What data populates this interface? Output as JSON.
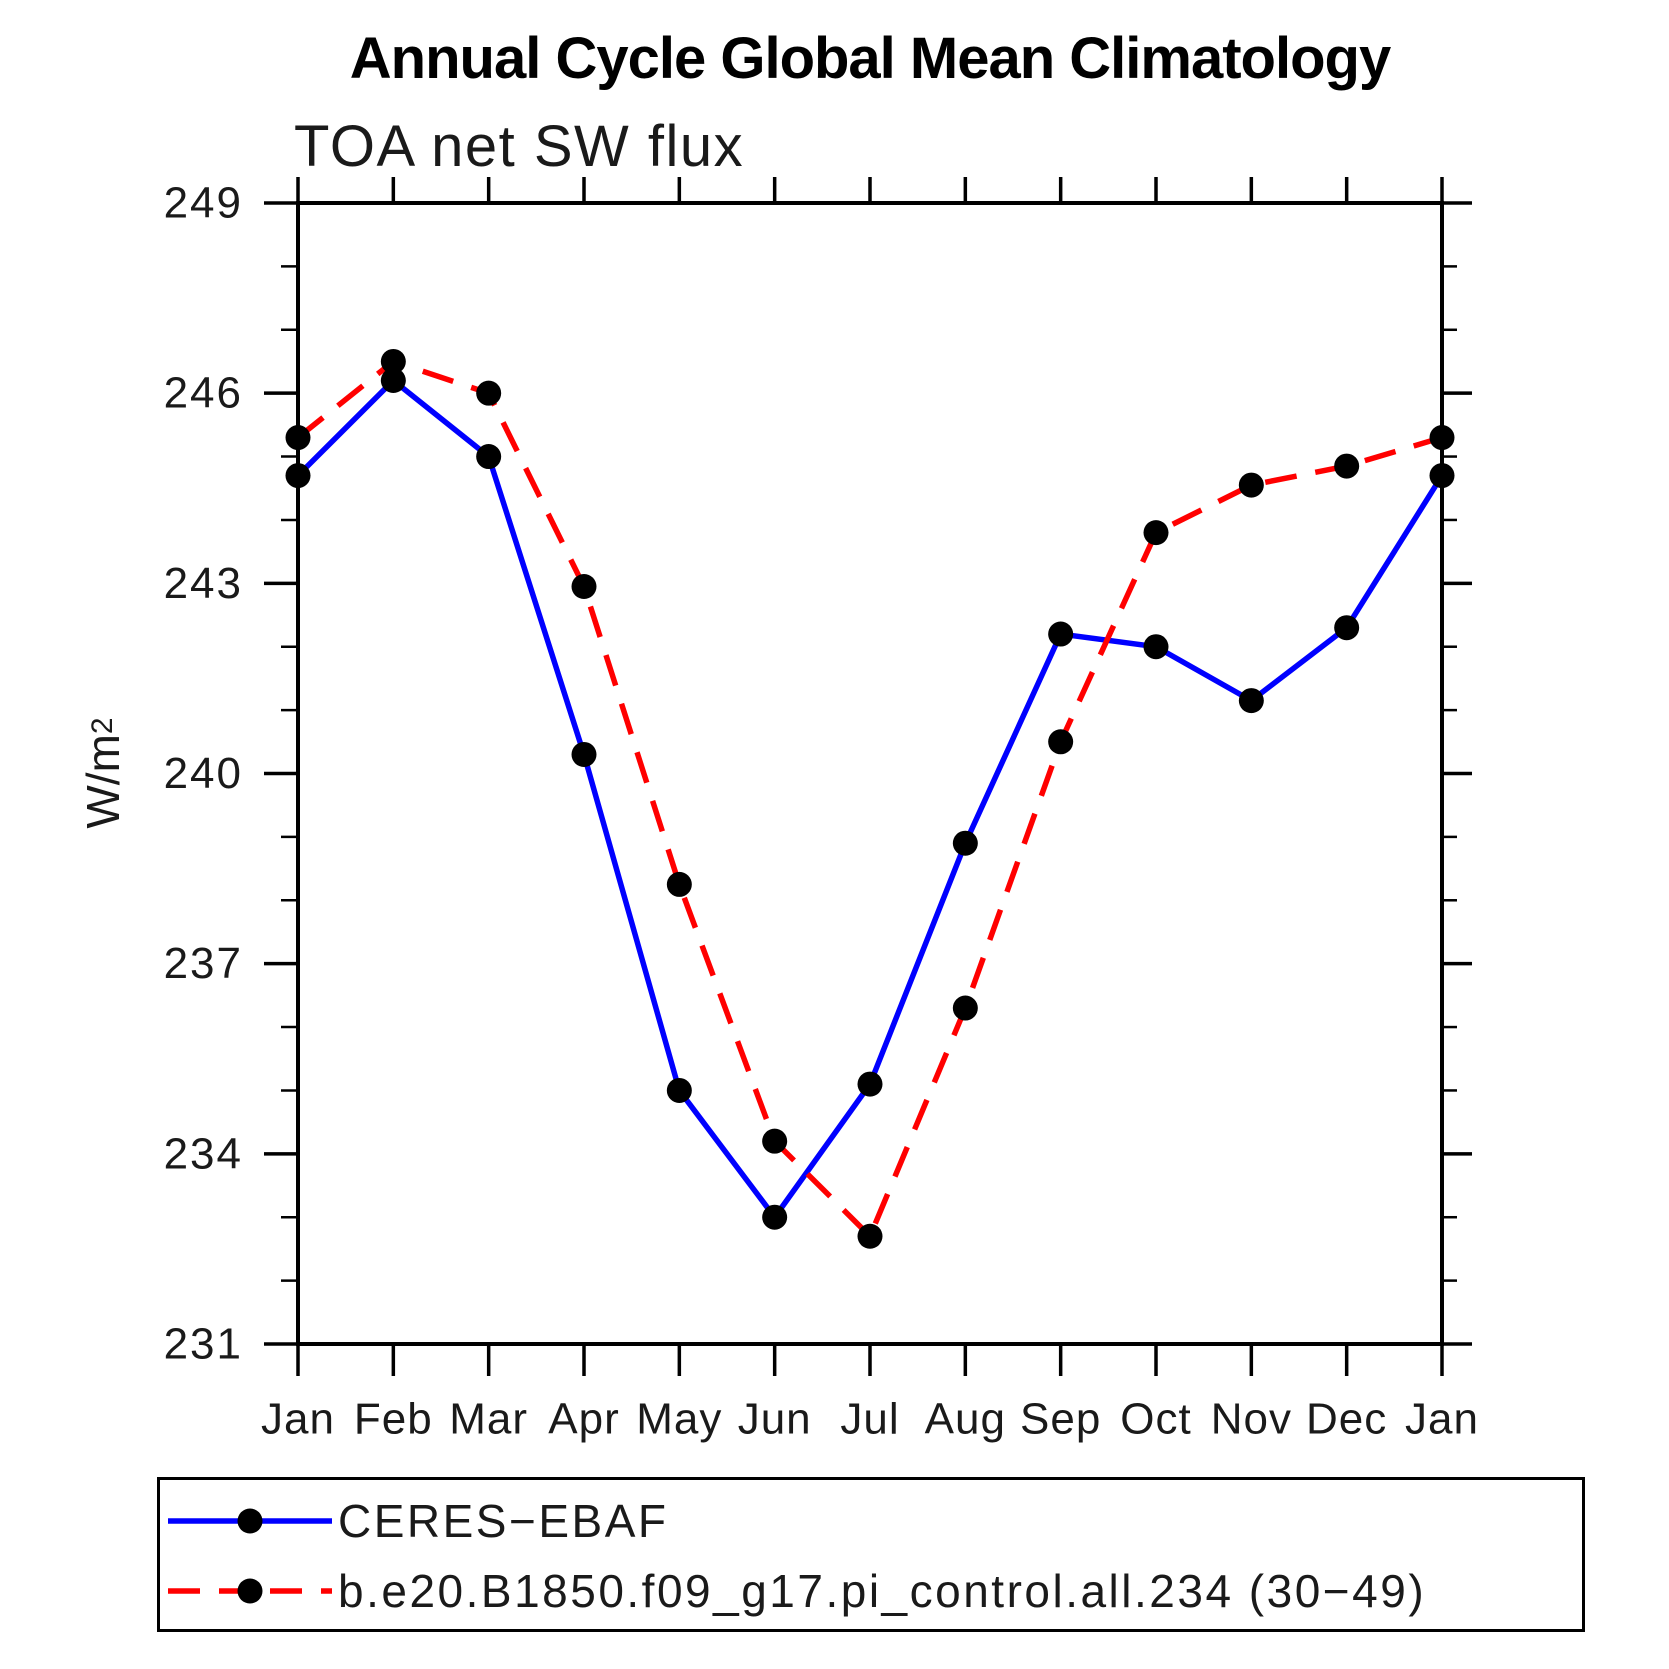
{
  "chart_data": {
    "type": "line",
    "title": "Annual Cycle Global Mean Climatology",
    "subtitle": "TOA net SW flux",
    "ylabel": {
      "base": "W/m",
      "sup": "2"
    },
    "xlabel": "",
    "categories": [
      "Jan",
      "Feb",
      "Mar",
      "Apr",
      "May",
      "Jun",
      "Jul",
      "Aug",
      "Sep",
      "Oct",
      "Nov",
      "Dec",
      "Jan"
    ],
    "ylim": [
      231,
      249
    ],
    "ytick_major_step": 3,
    "ytick_minor_step": 1,
    "ytick_labels": [
      "249",
      "246",
      "243",
      "240",
      "237",
      "234",
      "231"
    ],
    "grid": false,
    "legend_position": "bottom",
    "axis_color": "#000000",
    "series": [
      {
        "name": "CERES−EBAF",
        "color": "#0000ff",
        "line_style": "solid",
        "marker": "circle",
        "marker_color": "#000000",
        "values": [
          244.7,
          246.2,
          245.0,
          240.3,
          235.0,
          233.0,
          235.1,
          238.9,
          242.2,
          242.0,
          241.15,
          242.3,
          244.7
        ]
      },
      {
        "name": "b.e20.B1850.f09_g17.pi_control.all.234 (30−49)",
        "color": "#ff0000",
        "line_style": "dashed",
        "marker": "circle",
        "marker_color": "#000000",
        "values": [
          245.3,
          246.5,
          246.0,
          242.95,
          238.25,
          234.2,
          232.7,
          236.3,
          240.5,
          243.8,
          244.55,
          244.85,
          245.3
        ]
      }
    ]
  }
}
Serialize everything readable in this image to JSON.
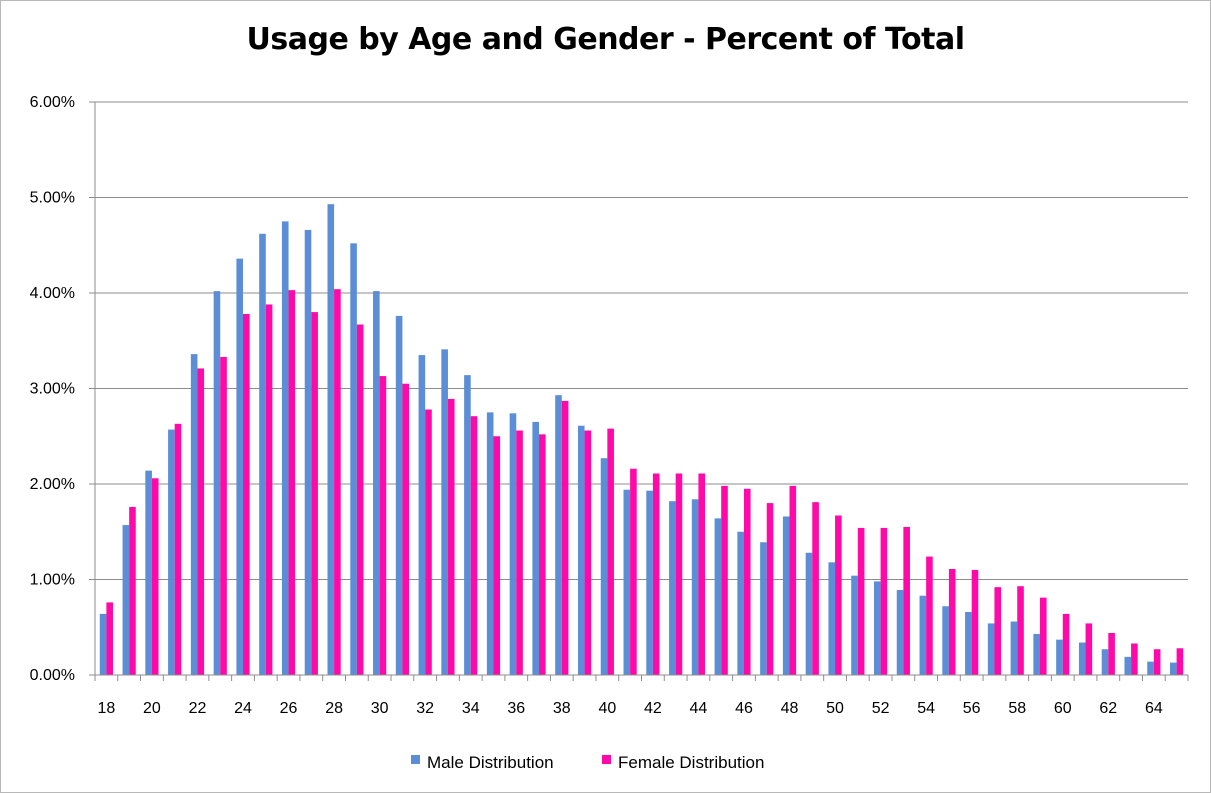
{
  "chart_data": {
    "type": "bar",
    "title": "Usage by Age and Gender - Percent of Total",
    "xlabel": "",
    "ylabel": "",
    "ylim": [
      0,
      6
    ],
    "y_ticks": [
      "0.00%",
      "1.00%",
      "2.00%",
      "3.00%",
      "4.00%",
      "5.00%",
      "6.00%"
    ],
    "grid": "horizontal",
    "legend_placement": "bottom",
    "categories": [
      "18",
      "19",
      "20",
      "21",
      "22",
      "23",
      "24",
      "25",
      "26",
      "27",
      "28",
      "29",
      "30",
      "31",
      "32",
      "33",
      "34",
      "35",
      "36",
      "37",
      "38",
      "39",
      "40",
      "41",
      "42",
      "43",
      "44",
      "45",
      "46",
      "47",
      "48",
      "49",
      "50",
      "51",
      "52",
      "53",
      "54",
      "55",
      "56",
      "57",
      "58",
      "59",
      "60",
      "61",
      "62",
      "63",
      "64",
      "65"
    ],
    "x_tick_labels": [
      "18",
      "",
      "20",
      "",
      "22",
      "",
      "24",
      "",
      "26",
      "",
      "28",
      "",
      "30",
      "",
      "32",
      "",
      "34",
      "",
      "36",
      "",
      "38",
      "",
      "40",
      "",
      "42",
      "",
      "44",
      "",
      "46",
      "",
      "48",
      "",
      "50",
      "",
      "52",
      "",
      "54",
      "",
      "56",
      "",
      "58",
      "",
      "60",
      "",
      "62",
      "",
      "64",
      ""
    ],
    "series": [
      {
        "name": "Male Distribution",
        "color": "#5b8ed6",
        "values": [
          0.64,
          1.57,
          2.14,
          2.57,
          3.36,
          4.02,
          4.36,
          4.62,
          4.75,
          4.66,
          4.93,
          4.52,
          4.02,
          3.76,
          3.35,
          3.41,
          3.14,
          2.75,
          2.74,
          2.65,
          2.93,
          2.61,
          2.27,
          1.94,
          1.93,
          1.82,
          1.84,
          1.64,
          1.5,
          1.39,
          1.66,
          1.28,
          1.18,
          1.04,
          0.98,
          0.89,
          0.83,
          0.72,
          0.66,
          0.54,
          0.56,
          0.43,
          0.37,
          0.34,
          0.27,
          0.19,
          0.14,
          0.13
        ]
      },
      {
        "name": "Female Distribution",
        "color": "#ff0aa8",
        "values": [
          0.76,
          1.76,
          2.06,
          2.63,
          3.21,
          3.33,
          3.78,
          3.88,
          4.03,
          3.8,
          4.04,
          3.67,
          3.13,
          3.05,
          2.78,
          2.89,
          2.71,
          2.5,
          2.56,
          2.52,
          2.87,
          2.56,
          2.58,
          2.16,
          2.11,
          2.11,
          2.11,
          1.98,
          1.95,
          1.8,
          1.98,
          1.81,
          1.67,
          1.54,
          1.54,
          1.55,
          1.24,
          1.11,
          1.1,
          0.92,
          0.93,
          0.81,
          0.64,
          0.54,
          0.44,
          0.33,
          0.27,
          0.28
        ]
      }
    ]
  }
}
____
● **SET TASK**
Where a line holds "Distribution", copy that line.

● **THE COMPLETED TASK**
        "name": "Male Distribution",
        "name": "Female Distribution",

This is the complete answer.